**Saved entries**:

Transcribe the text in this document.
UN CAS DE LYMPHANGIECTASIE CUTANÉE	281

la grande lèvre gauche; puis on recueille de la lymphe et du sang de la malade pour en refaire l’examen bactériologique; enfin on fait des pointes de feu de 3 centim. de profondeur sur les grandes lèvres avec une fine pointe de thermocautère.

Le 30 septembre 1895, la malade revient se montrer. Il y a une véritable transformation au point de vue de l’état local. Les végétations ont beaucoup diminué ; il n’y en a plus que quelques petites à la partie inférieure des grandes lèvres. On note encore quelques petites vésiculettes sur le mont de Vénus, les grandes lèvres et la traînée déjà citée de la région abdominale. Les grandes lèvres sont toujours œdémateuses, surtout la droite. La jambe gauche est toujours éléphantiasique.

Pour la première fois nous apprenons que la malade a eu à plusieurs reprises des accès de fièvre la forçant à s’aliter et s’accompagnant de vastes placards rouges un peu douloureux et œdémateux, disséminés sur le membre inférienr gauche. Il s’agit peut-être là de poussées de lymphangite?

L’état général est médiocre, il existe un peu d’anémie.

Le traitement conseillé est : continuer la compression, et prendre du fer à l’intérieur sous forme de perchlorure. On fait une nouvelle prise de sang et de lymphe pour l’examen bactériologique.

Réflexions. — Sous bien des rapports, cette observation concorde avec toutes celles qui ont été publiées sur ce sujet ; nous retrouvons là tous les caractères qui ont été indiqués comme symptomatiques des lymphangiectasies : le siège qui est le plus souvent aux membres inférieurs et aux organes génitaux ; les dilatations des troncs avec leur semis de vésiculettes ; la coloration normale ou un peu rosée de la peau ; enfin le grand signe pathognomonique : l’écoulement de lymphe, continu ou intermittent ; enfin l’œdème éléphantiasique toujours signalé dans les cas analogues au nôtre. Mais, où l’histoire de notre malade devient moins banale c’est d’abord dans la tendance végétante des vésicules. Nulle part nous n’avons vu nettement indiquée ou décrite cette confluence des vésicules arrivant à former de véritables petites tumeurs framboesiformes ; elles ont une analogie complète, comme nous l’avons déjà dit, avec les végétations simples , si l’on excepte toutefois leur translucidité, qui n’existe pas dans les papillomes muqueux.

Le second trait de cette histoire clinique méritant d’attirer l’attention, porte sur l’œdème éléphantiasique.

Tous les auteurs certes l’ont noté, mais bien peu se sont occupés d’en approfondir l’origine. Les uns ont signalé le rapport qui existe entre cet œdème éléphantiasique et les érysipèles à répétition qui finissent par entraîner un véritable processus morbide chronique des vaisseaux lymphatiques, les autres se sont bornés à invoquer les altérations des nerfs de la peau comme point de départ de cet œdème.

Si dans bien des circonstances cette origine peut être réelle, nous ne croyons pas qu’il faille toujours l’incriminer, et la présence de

**Exercise brief**:
From the data above, work out how many lines hold "peau". Answer with the number alone.

**Output for this task**:
2